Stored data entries
+++
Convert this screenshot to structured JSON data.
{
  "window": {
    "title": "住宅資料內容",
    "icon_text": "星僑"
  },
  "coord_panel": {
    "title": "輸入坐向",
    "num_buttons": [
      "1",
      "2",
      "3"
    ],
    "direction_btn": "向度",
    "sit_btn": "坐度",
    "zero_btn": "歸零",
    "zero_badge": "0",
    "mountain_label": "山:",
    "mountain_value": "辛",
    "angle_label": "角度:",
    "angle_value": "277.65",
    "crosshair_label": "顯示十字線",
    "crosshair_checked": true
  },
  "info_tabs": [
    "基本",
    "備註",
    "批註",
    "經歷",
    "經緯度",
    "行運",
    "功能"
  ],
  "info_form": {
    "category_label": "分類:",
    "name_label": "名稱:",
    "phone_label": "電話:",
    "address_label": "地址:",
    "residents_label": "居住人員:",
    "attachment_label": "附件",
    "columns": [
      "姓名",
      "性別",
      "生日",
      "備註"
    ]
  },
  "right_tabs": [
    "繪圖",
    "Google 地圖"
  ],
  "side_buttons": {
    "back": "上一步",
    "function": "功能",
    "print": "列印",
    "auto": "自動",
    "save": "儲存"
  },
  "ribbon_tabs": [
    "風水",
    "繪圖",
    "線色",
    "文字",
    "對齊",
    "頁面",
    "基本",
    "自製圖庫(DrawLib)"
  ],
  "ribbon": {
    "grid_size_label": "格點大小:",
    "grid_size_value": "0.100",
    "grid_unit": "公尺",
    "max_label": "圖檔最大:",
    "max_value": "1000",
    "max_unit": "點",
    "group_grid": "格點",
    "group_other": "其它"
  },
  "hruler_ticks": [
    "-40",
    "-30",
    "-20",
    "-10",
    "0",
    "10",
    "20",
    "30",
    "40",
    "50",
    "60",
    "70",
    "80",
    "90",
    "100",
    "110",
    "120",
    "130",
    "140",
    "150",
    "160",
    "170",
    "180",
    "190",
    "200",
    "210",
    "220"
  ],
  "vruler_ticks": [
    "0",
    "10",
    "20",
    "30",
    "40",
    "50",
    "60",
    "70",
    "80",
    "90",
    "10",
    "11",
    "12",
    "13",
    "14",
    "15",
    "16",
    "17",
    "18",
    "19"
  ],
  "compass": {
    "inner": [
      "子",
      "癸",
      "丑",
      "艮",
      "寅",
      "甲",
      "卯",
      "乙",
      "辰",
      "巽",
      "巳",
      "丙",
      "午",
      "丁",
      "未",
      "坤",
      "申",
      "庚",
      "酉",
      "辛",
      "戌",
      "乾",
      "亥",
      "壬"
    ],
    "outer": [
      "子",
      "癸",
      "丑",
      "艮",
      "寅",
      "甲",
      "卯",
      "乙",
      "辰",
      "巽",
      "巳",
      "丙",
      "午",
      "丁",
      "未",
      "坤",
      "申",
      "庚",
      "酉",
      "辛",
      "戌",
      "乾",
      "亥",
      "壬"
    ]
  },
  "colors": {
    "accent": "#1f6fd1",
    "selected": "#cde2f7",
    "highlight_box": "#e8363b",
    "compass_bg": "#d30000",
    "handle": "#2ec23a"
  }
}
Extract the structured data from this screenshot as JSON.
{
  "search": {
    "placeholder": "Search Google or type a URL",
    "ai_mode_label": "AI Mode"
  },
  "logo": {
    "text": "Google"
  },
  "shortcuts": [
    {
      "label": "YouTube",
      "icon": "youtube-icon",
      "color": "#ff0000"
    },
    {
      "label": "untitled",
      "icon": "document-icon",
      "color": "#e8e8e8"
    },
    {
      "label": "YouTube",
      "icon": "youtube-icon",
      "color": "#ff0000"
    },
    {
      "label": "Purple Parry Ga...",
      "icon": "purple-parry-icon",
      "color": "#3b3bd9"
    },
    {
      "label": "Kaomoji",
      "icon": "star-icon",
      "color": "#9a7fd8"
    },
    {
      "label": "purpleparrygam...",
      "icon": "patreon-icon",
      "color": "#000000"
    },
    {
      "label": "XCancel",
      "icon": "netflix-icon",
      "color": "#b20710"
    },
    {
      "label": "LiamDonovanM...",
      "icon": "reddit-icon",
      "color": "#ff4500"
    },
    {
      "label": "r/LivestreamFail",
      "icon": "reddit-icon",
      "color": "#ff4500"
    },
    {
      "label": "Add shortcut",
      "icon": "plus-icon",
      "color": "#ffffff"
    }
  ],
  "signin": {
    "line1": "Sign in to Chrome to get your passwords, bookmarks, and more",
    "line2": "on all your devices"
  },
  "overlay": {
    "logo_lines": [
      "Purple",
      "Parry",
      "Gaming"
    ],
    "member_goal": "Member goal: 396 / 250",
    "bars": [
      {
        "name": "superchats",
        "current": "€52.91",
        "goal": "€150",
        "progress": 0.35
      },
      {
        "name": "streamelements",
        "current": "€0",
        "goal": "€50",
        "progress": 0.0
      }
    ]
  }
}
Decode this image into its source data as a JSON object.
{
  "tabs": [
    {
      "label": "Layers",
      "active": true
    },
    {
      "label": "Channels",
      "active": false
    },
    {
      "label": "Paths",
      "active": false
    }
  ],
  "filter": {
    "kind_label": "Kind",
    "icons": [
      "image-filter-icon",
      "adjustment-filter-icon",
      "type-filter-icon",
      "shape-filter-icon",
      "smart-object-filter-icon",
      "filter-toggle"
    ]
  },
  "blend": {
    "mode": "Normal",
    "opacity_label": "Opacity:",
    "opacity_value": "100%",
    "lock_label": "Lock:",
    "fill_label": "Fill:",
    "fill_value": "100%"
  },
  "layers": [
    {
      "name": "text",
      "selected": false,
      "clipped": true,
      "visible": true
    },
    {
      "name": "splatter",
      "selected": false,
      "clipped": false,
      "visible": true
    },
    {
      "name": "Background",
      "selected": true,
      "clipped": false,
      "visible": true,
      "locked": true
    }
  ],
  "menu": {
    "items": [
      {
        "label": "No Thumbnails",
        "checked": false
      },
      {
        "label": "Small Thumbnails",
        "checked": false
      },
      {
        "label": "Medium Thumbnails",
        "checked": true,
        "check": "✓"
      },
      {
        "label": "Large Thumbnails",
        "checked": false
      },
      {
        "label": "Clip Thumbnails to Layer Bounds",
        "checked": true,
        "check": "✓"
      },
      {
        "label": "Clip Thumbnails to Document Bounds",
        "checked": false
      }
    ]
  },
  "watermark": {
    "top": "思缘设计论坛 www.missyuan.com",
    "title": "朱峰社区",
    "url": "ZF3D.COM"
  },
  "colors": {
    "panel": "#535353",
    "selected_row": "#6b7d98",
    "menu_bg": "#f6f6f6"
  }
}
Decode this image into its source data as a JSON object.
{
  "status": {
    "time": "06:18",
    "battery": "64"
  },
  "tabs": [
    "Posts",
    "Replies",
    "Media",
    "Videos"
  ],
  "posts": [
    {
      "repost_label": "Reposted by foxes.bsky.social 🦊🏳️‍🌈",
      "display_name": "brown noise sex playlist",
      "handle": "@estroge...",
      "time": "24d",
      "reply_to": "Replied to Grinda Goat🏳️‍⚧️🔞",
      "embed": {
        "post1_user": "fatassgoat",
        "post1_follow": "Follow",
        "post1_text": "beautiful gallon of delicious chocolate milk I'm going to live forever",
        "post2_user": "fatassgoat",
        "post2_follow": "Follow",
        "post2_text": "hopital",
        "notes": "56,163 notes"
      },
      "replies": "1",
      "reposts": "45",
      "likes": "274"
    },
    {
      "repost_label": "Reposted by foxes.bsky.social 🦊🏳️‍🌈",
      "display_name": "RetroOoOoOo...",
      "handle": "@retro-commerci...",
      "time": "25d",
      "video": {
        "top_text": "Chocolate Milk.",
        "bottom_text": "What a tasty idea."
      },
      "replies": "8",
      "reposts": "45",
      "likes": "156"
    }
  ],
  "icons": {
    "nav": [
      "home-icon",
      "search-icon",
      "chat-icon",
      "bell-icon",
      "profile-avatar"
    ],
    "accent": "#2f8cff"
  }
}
+++
◆ **Directions**
Find each line holding the word "filter" and copy it.

◆ **Response to the exercise**
  "filter": {
      "image-filter-icon",
      "adjustment-filter-icon",
      "type-filter-icon",
      "shape-filter-icon",
      "smart-object-filter-icon",
      "filter-toggle"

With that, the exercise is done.